Task: Update the records from the first line up to and including the line with "category-tabs: 可頌類 Croissant", replacing "item-price" with "price-label" and leaving everything else unchanged.
## begin Task data
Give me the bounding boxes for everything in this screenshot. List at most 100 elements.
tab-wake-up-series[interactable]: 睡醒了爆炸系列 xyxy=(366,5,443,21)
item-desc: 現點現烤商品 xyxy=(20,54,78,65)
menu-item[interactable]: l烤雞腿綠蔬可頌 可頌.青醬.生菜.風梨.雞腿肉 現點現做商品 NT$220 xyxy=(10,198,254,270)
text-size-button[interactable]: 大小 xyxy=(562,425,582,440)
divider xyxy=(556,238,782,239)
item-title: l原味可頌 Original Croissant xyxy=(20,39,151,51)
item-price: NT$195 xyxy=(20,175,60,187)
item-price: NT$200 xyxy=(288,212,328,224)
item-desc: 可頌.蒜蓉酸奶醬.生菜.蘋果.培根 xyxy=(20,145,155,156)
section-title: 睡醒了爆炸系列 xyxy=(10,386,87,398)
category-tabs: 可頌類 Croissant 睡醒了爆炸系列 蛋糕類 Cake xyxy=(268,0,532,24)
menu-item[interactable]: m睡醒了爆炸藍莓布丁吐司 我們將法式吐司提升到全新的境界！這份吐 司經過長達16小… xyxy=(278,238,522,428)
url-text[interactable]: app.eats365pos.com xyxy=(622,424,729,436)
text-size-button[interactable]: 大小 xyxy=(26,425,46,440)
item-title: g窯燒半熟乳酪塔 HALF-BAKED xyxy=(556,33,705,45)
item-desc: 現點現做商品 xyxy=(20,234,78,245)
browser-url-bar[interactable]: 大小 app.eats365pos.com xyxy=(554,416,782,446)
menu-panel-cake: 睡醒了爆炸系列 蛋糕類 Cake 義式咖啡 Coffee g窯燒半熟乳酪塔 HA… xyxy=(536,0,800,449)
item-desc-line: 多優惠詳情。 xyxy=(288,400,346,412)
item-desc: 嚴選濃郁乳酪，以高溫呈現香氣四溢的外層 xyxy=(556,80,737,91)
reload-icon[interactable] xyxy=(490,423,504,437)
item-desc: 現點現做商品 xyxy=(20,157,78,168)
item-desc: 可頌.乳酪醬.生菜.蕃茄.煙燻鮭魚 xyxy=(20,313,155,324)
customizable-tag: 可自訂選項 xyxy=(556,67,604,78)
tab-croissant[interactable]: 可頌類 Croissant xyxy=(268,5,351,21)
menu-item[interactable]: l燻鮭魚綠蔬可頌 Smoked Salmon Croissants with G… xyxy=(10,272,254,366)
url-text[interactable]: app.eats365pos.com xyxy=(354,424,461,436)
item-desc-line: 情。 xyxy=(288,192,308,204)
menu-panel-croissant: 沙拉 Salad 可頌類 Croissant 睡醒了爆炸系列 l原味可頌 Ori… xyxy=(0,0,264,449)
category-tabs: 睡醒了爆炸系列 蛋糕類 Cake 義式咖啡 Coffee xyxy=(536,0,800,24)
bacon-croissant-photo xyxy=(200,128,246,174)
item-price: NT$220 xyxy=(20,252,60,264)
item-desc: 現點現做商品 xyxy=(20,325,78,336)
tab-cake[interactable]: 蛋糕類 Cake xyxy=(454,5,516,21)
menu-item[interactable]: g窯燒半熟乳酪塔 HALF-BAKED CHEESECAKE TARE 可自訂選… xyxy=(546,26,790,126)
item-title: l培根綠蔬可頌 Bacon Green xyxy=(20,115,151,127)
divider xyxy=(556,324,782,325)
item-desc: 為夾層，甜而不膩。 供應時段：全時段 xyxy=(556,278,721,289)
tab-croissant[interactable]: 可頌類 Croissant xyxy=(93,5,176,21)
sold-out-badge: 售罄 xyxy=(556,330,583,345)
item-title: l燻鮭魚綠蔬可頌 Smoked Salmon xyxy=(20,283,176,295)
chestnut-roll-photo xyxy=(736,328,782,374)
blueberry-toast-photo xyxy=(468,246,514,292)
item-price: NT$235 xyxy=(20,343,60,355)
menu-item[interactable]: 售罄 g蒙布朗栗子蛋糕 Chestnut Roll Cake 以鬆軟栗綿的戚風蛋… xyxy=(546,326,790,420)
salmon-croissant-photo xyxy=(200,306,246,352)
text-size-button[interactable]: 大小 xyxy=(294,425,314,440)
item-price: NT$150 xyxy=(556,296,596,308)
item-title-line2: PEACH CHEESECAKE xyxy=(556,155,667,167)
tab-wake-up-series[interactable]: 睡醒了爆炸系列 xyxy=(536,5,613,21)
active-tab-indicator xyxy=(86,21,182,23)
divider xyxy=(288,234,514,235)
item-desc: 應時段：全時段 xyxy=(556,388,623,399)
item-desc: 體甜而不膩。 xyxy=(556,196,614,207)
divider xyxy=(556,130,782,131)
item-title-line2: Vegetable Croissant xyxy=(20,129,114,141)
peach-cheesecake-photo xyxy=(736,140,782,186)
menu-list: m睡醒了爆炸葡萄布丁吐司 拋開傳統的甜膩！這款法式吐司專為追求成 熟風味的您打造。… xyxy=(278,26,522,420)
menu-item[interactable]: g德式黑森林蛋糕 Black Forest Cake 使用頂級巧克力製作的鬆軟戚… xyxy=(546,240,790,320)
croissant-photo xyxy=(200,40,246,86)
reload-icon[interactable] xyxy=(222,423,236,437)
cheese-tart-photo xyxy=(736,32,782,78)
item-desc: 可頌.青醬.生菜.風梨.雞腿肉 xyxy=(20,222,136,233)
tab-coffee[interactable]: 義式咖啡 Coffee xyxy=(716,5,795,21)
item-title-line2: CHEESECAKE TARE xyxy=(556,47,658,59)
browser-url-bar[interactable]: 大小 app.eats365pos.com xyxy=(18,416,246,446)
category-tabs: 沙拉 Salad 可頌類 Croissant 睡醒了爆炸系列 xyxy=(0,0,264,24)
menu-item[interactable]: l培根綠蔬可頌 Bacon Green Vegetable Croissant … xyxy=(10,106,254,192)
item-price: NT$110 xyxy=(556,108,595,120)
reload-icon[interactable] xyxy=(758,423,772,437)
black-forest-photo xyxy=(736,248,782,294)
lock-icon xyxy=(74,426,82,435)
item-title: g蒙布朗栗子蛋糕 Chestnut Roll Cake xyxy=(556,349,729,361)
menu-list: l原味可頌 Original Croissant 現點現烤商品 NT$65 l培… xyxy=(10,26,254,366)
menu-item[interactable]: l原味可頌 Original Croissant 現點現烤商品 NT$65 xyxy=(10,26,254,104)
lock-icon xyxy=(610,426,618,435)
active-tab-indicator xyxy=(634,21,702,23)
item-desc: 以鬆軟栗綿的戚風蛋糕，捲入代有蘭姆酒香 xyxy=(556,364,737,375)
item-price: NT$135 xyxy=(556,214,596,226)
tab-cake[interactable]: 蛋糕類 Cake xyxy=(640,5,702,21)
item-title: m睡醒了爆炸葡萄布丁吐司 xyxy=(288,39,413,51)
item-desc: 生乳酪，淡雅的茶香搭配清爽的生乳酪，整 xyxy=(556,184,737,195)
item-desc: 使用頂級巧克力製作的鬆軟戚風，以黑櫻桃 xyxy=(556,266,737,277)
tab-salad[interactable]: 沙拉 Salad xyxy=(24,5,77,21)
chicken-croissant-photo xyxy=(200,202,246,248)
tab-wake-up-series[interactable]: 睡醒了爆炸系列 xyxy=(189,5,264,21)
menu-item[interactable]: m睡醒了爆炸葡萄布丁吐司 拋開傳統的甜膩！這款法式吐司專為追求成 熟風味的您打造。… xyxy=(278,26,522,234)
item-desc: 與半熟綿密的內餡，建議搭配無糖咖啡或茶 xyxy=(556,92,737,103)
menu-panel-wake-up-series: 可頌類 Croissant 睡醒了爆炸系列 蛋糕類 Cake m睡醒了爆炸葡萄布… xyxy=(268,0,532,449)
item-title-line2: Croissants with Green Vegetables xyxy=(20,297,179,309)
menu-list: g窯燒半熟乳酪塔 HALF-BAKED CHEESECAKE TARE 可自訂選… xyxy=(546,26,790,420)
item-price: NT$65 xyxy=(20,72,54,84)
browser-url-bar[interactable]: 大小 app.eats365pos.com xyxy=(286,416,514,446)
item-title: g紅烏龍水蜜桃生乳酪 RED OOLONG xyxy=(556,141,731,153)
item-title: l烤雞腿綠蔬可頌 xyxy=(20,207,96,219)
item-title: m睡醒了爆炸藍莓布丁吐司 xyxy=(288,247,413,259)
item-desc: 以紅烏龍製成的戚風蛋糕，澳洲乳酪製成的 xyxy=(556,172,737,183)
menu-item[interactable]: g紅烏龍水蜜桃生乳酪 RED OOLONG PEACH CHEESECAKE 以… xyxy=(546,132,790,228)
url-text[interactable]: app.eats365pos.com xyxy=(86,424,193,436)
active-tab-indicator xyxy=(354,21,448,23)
## end Task data
The completed task:
Give me the bounding boxes for everything in this screenshot. List at most 100 elements.
tab-wake-up-series[interactable]: 睡醒了爆炸系列 xyxy=(366,5,443,21)
item-desc: 現點現烤商品 xyxy=(20,54,78,65)
menu-item[interactable]: l烤雞腿綠蔬可頌 可頌.青醬.生菜.風梨.雞腿肉 現點現做商品 NT$220 xyxy=(10,198,254,270)
text-size-button[interactable]: 大小 xyxy=(562,425,582,440)
divider xyxy=(556,238,782,239)
item-title: l原味可頌 Original Croissant xyxy=(20,39,151,51)
price-label: NT$195 xyxy=(20,175,60,187)
price-label: NT$200 xyxy=(288,212,328,224)
item-desc: 可頌.蒜蓉酸奶醬.生菜.蘋果.培根 xyxy=(20,145,155,156)
section-title: 睡醒了爆炸系列 xyxy=(10,386,87,398)
category-tabs: 可頌類 Croissant 睡醒了爆炸系列 蛋糕類 Cake xyxy=(268,0,532,24)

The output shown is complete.